**WORUM ES GEHT**
Setze den Text über das nächstgelegene Schwarze Loch im System HR 6819 nach seinem letzten Satz fort.

**VORLIEGENDER TEXT**

Astronomen haben am Südhimmel das bisher nächstgelegene Schwarze Loch entdeckt. Das unsichtbare Objekt ist nur rund 1.000 Lichtjahre von der Erde entfernt und kreist mit zwei Sternen in einem Dreifachsystem, wie die Wissenschafter um Thomas Rivinius von der Europäischen Südsternwarte (Eso) im Fachblatt "Astronomy & Astrophysics" berichten.

Künstlerische Darstellung der Umlaufbahnen im Dreifachsystem HR 6819. Das System besteht aus einem inneren Stern (Umlaufbahn in blau), einem neu entdeckten Schwarzen Loch (Umlaufbahn in rot) sowie einem einem weiteren Stern in einer äußeren Umlaufbahn (ebenfalls in blau).
Illustration: ESO/L. Calçada

Die beiden Begleitsterne sind bereits mit bloßem Auge zu sehen – allerdings nur von der Südhalbkugel der Erde aus. Zum Vergleich: Heimatgalaxie der Erde, die Milchstraße, hat einen Durchmesser von ungefähr 120.000 Lichtjahren. "Wir waren völlig überrascht, als wir feststellten, dass dies das erste Sternsystem mit einem Schwarzen Loch ist, das man mit bloßem Auge sehen kann", sagte Petr Hadrava von der Tschechischen Akademie der Wissenschaften, Ko-Autor der Studie.

Dritter im Bunde

Das Team hatte ursprünglich Doppelsterne untersucht. Die Analyse des Systems mit der Katalognummer HR 6819 im südlichen Sternbild Telescopium ergab jedoch überraschenderweise, dass sich dort ein dritter Himmelskörper befinden muss: Einer der beiden sichtbaren Sterne umkreist alle 40 Tage ein unsichtbares Objekt mit wenigstens der vierfachen Masse unserer Sonne. "Ein unsichtbares Objekt mit einer Masse, die mindestens viermal so groß ist wie die der Sonne, kann nur ein Schwarzes Loch sein", sagte Rivinius. "Dieses System enthält das der Erde nächstgelegene Schwarze Loch, von dem wir wissen."

Lage des Dreifachsystems HR 6819 in der Konstellation Telescopium. Die Karte zeigt die meisten Sterne, die unter guten Bedingungen mit bloßem Auge sichtbar sind, HR 6819 ist mit einem roten Kreis markiert.

**BEREITGESTELLTES MATERIAL**
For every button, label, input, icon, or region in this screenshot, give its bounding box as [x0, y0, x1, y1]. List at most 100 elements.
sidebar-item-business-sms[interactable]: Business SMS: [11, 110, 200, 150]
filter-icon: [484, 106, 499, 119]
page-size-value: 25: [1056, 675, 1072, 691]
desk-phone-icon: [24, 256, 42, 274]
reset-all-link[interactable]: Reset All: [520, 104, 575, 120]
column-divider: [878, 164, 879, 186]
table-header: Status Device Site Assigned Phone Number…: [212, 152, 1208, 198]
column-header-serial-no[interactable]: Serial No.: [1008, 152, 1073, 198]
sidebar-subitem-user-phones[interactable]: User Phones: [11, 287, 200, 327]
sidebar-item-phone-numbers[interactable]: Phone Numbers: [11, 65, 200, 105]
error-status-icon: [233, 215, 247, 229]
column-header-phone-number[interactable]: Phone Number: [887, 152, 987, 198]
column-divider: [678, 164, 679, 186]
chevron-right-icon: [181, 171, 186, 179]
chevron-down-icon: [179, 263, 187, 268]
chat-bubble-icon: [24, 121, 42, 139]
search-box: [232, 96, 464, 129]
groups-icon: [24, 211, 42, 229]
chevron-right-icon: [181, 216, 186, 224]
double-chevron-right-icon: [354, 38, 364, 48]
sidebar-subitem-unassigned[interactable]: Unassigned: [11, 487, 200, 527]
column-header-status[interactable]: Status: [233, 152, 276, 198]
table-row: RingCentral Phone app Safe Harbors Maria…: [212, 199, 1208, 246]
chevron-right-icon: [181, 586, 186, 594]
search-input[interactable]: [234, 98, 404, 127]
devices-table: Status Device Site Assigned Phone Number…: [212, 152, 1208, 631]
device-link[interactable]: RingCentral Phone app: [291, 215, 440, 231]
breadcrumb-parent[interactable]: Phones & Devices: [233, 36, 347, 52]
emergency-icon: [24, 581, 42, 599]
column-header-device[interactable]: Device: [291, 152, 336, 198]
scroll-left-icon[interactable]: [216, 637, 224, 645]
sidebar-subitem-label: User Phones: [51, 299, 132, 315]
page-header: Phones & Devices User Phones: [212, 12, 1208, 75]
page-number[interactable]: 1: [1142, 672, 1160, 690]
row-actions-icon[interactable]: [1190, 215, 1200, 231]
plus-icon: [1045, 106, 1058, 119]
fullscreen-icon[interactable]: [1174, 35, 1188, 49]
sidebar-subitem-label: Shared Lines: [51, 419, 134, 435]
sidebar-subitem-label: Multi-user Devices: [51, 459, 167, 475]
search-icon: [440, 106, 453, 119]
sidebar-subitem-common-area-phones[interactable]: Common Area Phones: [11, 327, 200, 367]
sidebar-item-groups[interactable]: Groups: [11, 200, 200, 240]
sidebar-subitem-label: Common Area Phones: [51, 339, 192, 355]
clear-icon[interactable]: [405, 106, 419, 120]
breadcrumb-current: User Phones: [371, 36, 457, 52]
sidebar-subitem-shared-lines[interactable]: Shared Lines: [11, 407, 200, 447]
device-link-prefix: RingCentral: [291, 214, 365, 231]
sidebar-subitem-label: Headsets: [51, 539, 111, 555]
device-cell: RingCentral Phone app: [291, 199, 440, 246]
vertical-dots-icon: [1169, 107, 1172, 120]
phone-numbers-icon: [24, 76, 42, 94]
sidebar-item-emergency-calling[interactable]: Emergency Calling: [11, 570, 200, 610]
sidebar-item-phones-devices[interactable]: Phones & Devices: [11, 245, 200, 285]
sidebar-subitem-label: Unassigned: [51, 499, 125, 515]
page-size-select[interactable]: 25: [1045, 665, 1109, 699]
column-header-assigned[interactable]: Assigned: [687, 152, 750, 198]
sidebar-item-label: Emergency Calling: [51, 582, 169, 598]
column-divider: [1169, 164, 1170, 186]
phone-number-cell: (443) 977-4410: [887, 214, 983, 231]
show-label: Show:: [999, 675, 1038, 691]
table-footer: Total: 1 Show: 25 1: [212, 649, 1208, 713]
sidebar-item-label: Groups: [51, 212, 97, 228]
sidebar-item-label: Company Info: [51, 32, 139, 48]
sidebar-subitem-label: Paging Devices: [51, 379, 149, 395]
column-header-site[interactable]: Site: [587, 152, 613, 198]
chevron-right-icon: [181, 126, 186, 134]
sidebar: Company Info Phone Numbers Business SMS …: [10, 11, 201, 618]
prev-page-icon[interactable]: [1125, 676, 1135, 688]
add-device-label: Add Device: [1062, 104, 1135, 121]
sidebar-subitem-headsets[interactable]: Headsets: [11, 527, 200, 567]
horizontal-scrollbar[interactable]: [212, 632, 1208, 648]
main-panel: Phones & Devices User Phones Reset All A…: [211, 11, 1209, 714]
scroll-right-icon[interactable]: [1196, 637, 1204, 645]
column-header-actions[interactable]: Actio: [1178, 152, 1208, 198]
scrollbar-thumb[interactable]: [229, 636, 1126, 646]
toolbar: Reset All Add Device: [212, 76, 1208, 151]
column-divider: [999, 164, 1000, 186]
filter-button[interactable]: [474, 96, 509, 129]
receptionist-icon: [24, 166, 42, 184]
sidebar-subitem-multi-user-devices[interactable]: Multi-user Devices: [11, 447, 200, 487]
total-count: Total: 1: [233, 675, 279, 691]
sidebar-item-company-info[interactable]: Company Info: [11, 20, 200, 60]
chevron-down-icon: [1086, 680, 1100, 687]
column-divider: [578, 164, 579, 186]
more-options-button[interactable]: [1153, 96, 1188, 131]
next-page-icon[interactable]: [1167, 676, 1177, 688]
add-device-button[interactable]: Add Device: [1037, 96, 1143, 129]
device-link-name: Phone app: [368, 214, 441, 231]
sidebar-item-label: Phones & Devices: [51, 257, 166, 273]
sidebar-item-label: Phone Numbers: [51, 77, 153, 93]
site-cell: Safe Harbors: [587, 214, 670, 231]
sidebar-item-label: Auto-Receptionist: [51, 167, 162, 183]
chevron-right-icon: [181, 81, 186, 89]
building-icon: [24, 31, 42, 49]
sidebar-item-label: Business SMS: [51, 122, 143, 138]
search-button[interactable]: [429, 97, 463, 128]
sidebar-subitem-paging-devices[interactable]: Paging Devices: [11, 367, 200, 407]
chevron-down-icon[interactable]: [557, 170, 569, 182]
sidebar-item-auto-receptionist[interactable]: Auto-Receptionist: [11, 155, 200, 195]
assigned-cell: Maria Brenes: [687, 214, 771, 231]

**ERGEBNIS**
Illustration: ESO/IAU/Sky & Telescope

Astronomen haben bisher erst ein paar Dutzend Schwarze Löcher in unserer Galaxie entdeckt, die fast alle in starker Interaktion mit ihrer Umgebung stehen und ihre Anwesenheit durch die Freisetzung starker Röntgenstrahlung verraten. Das nun entdeckte Schwarze Loch erscheint dagegen völlig schwarz. Das liegt daran, dass es sich derzeit keine Materie aus der Umgebung einverleibt. Solche stillen, inaktiven Schwarzen Löcher verraten sich nur durch ihre Schwerkraftwirkung, etwa indem sie von sichtbaren Sternen umkreist werden wie in diesem Fall.

Suche nach unsichtbaren Giganten

Die Astronomen hoffen, dass die aktuelle Entdeckung dabei hilft, weitere stille Schwarze Löcher in unserer Heimatgalaxie aufzuspüren. "Es muss Hunderte von Millionen Schwarzer Löcher geben, aber wir wissen nur von sehr wenigen", sagte Rivinius. "Wenn wir wissen, wonach wir suchen müssen, sollten wir besser in der Lage sein, sie zu finden."

Schon jetzt gibt es Hinweise auf ein mögliches zweites System, das HR 6819 ähneln könnte. "Das LB-1 genannte System könnte ebenfalls ein solches Dreifachsystem sein, auch wenn wir mehr Beobachtungen benötigen, um dies sicher sagen zu können", sagte Marianne Heida von der Eso, Ko-Autorin der aktuellen Studie. "LB-1 ist etwas weiter von der Erde entfernt, aber astronomisch gesehen immer noch ziemlich nah, was bedeutet, dass wahrscheinlich noch viel mehr dieser Systeme existieren." (red, APA, 6.5.2020)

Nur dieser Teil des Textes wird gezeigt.